Stored items from a collection:
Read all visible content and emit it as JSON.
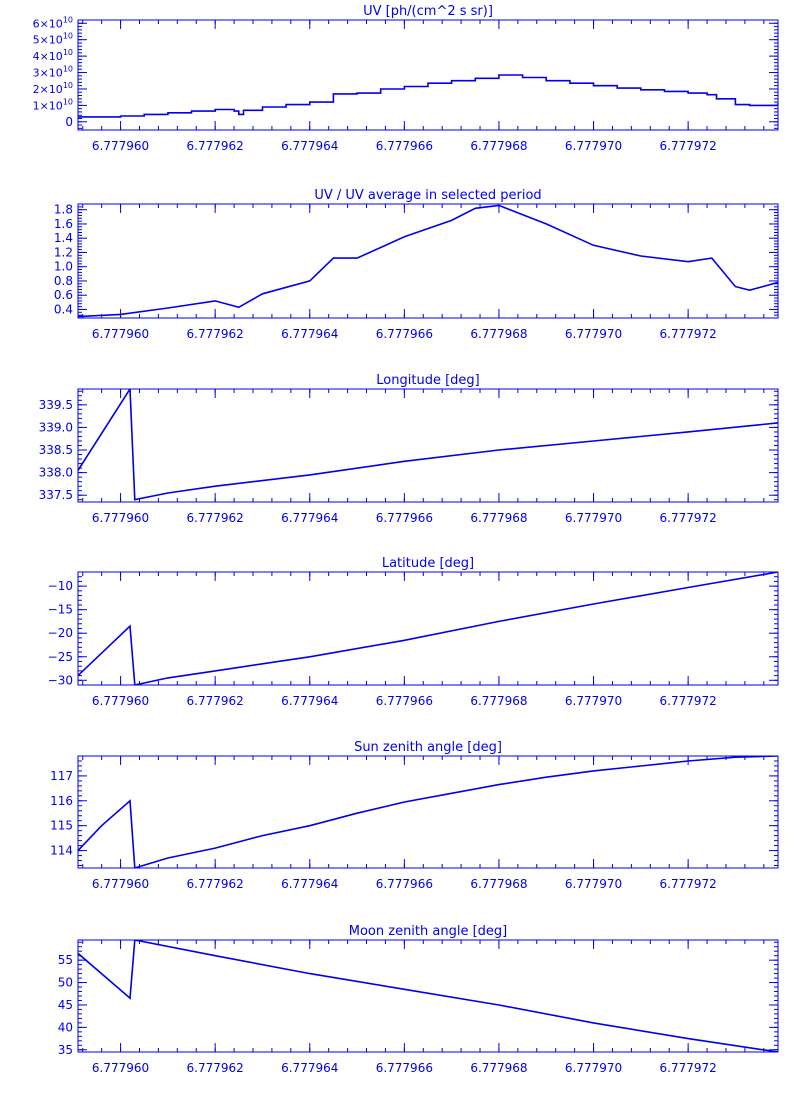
{
  "line_color": "#0000ee",
  "background": "#ffffff",
  "chart_data": [
    {
      "type": "line",
      "title": "UV [ph/(cm^2 s sr)]",
      "xlim": [
        6.7779591,
        6.7779739
      ],
      "ylim": [
        -5000000000.0,
        62000000000.0
      ],
      "xticks": [
        6.77796,
        6.777962,
        6.777964,
        6.777966,
        6.777968,
        6.77797,
        6.777972
      ],
      "xtick_labels": [
        "6.777960",
        "6.777962",
        "6.777964",
        "6.777966",
        "6.777968",
        "6.777970",
        "6.777972"
      ],
      "yticks": [
        0,
        10000000000.0,
        20000000000.0,
        30000000000.0,
        40000000000.0,
        50000000000.0,
        60000000000.0
      ],
      "ytick_labels": [
        {
          "m": "0",
          "e": ""
        },
        {
          "m": "1×10",
          "e": "10"
        },
        {
          "m": "2×10",
          "e": "10"
        },
        {
          "m": "3×10",
          "e": "10"
        },
        {
          "m": "4×10",
          "e": "10"
        },
        {
          "m": "5×10",
          "e": "10"
        },
        {
          "m": "6×10",
          "e": "10"
        }
      ],
      "series": [
        {
          "step": true,
          "x": [
            6.7779591,
            6.77796,
            6.7779605,
            6.777961,
            6.7779615,
            6.777962,
            6.7779624,
            6.7779625,
            6.7779626,
            6.777963,
            6.7779635,
            6.777964,
            6.7779645,
            6.777965,
            6.7779655,
            6.777966,
            6.7779665,
            6.777967,
            6.7779675,
            6.777968,
            6.7779685,
            6.777969,
            6.7779695,
            6.77797,
            6.7779705,
            6.777971,
            6.7779715,
            6.777972,
            6.7779724,
            6.7779726,
            6.777973,
            6.7779733,
            6.7779739
          ],
          "y": [
            3000000000.0,
            3500000000.0,
            4500000000.0,
            5500000000.0,
            6500000000.0,
            7500000000.0,
            6500000000.0,
            4500000000.0,
            7000000000.0,
            9000000000.0,
            10500000000.0,
            12000000000.0,
            17000000000.0,
            17500000000.0,
            20000000000.0,
            21500000000.0,
            23500000000.0,
            25000000000.0,
            26500000000.0,
            28500000000.0,
            27000000000.0,
            25000000000.0,
            23500000000.0,
            22000000000.0,
            20500000000.0,
            19500000000.0,
            18500000000.0,
            17500000000.0,
            16500000000.0,
            14000000000.0,
            10500000000.0,
            10000000000.0,
            11500000000.0
          ]
        }
      ]
    },
    {
      "type": "line",
      "title": "UV / UV average in selected period",
      "xlim": [
        6.7779591,
        6.7779739
      ],
      "ylim": [
        0.28,
        1.88
      ],
      "xticks": [
        6.77796,
        6.777962,
        6.777964,
        6.777966,
        6.777968,
        6.77797,
        6.777972
      ],
      "xtick_labels": [
        "6.777960",
        "6.777962",
        "6.777964",
        "6.777966",
        "6.777968",
        "6.777970",
        "6.777972"
      ],
      "yticks": [
        0.4,
        0.6,
        0.8,
        1.0,
        1.2,
        1.4,
        1.6,
        1.8
      ],
      "ytick_labels": [
        {
          "m": "0.4",
          "e": ""
        },
        {
          "m": "0.6",
          "e": ""
        },
        {
          "m": "0.8",
          "e": ""
        },
        {
          "m": "1.0",
          "e": ""
        },
        {
          "m": "1.2",
          "e": ""
        },
        {
          "m": "1.4",
          "e": ""
        },
        {
          "m": "1.6",
          "e": ""
        },
        {
          "m": "1.8",
          "e": ""
        }
      ],
      "series": [
        {
          "x": [
            6.7779591,
            6.77796,
            6.777961,
            6.777962,
            6.7779625,
            6.777963,
            6.777964,
            6.7779645,
            6.777965,
            6.777966,
            6.777967,
            6.7779675,
            6.777968,
            6.777969,
            6.77797,
            6.777971,
            6.777972,
            6.7779725,
            6.777973,
            6.7779733,
            6.7779739
          ],
          "y": [
            0.3,
            0.33,
            0.42,
            0.52,
            0.43,
            0.62,
            0.8,
            1.12,
            1.12,
            1.42,
            1.65,
            1.82,
            1.86,
            1.6,
            1.3,
            1.15,
            1.07,
            1.12,
            0.72,
            0.67,
            0.78
          ]
        }
      ]
    },
    {
      "type": "line",
      "title": "Longitude [deg]",
      "xlim": [
        6.7779591,
        6.7779739
      ],
      "ylim": [
        337.35,
        339.85
      ],
      "xticks": [
        6.77796,
        6.777962,
        6.777964,
        6.777966,
        6.777968,
        6.77797,
        6.777972
      ],
      "xtick_labels": [
        "6.777960",
        "6.777962",
        "6.777964",
        "6.777966",
        "6.777968",
        "6.777970",
        "6.777972"
      ],
      "yticks": [
        337.5,
        338.0,
        338.5,
        339.0,
        339.5
      ],
      "ytick_labels": [
        {
          "m": "337.5",
          "e": ""
        },
        {
          "m": "338.0",
          "e": ""
        },
        {
          "m": "338.5",
          "e": ""
        },
        {
          "m": "339.0",
          "e": ""
        },
        {
          "m": "339.5",
          "e": ""
        }
      ],
      "series": [
        {
          "x": [
            6.7779591,
            6.7779602,
            6.7779603,
            6.777961,
            6.777962,
            6.777964,
            6.777966,
            6.777968,
            6.77797,
            6.777972,
            6.7779739
          ],
          "y": [
            338.05,
            339.85,
            337.4,
            337.55,
            337.7,
            337.95,
            338.25,
            338.5,
            338.7,
            338.9,
            339.1
          ]
        }
      ]
    },
    {
      "type": "line",
      "title": "Latitude [deg]",
      "xlim": [
        6.7779591,
        6.7779739
      ],
      "ylim": [
        -31,
        -7
      ],
      "xticks": [
        6.77796,
        6.777962,
        6.777964,
        6.777966,
        6.777968,
        6.77797,
        6.777972
      ],
      "xtick_labels": [
        "6.777960",
        "6.777962",
        "6.777964",
        "6.777966",
        "6.777968",
        "6.777970",
        "6.777972"
      ],
      "yticks": [
        -30,
        -25,
        -20,
        -15,
        -10
      ],
      "ytick_labels": [
        {
          "m": "−30",
          "e": ""
        },
        {
          "m": "−25",
          "e": ""
        },
        {
          "m": "−20",
          "e": ""
        },
        {
          "m": "−15",
          "e": ""
        },
        {
          "m": "−10",
          "e": ""
        }
      ],
      "series": [
        {
          "x": [
            6.7779591,
            6.7779602,
            6.7779603,
            6.777961,
            6.777962,
            6.777964,
            6.777966,
            6.777968,
            6.77797,
            6.777972,
            6.7779739
          ],
          "y": [
            -29,
            -18.5,
            -31,
            -29.5,
            -28,
            -25,
            -21.5,
            -17.5,
            -13.8,
            -10.3,
            -7
          ]
        }
      ]
    },
    {
      "type": "line",
      "title": "Sun zenith angle [deg]",
      "xlim": [
        6.7779591,
        6.7779739
      ],
      "ylim": [
        113.3,
        117.8
      ],
      "xticks": [
        6.77796,
        6.777962,
        6.777964,
        6.777966,
        6.777968,
        6.77797,
        6.777972
      ],
      "xtick_labels": [
        "6.777960",
        "6.777962",
        "6.777964",
        "6.777966",
        "6.777968",
        "6.777970",
        "6.777972"
      ],
      "yticks": [
        114,
        115,
        116,
        117
      ],
      "ytick_labels": [
        {
          "m": "114",
          "e": ""
        },
        {
          "m": "115",
          "e": ""
        },
        {
          "m": "116",
          "e": ""
        },
        {
          "m": "117",
          "e": ""
        }
      ],
      "series": [
        {
          "x": [
            6.7779591,
            6.7779596,
            6.7779602,
            6.7779603,
            6.777961,
            6.777962,
            6.777963,
            6.777964,
            6.777965,
            6.777966,
            6.777967,
            6.777968,
            6.777969,
            6.77797,
            6.777971,
            6.777972,
            6.777973,
            6.7779739
          ],
          "y": [
            114.0,
            115.0,
            116.0,
            113.3,
            113.7,
            114.1,
            114.6,
            115.0,
            115.5,
            115.95,
            116.3,
            116.65,
            116.95,
            117.2,
            117.4,
            117.6,
            117.75,
            117.8
          ]
        }
      ]
    },
    {
      "type": "line",
      "title": "Moon zenith angle [deg]",
      "xlim": [
        6.7779591,
        6.7779739
      ],
      "ylim": [
        34.5,
        59.5
      ],
      "xticks": [
        6.77796,
        6.777962,
        6.777964,
        6.777966,
        6.777968,
        6.77797,
        6.777972
      ],
      "xtick_labels": [
        "6.777960",
        "6.777962",
        "6.777964",
        "6.777966",
        "6.777968",
        "6.777970",
        "6.777972"
      ],
      "yticks": [
        35,
        40,
        45,
        50,
        55
      ],
      "ytick_labels": [
        {
          "m": "35",
          "e": ""
        },
        {
          "m": "40",
          "e": ""
        },
        {
          "m": "45",
          "e": ""
        },
        {
          "m": "50",
          "e": ""
        },
        {
          "m": "55",
          "e": ""
        }
      ],
      "series": [
        {
          "x": [
            6.7779591,
            6.7779602,
            6.7779603,
            6.777962,
            6.777964,
            6.777966,
            6.777968,
            6.77797,
            6.777972,
            6.7779739
          ],
          "y": [
            56.5,
            46.5,
            59.5,
            56,
            52,
            48.5,
            45,
            41,
            37.5,
            34.5
          ]
        }
      ]
    }
  ]
}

Given problem -> In the records above, collect each line with "zenith".

Result of the task ->
      "title": "Sun zenith angle [deg]",
      "title": "Moon zenith angle [deg]",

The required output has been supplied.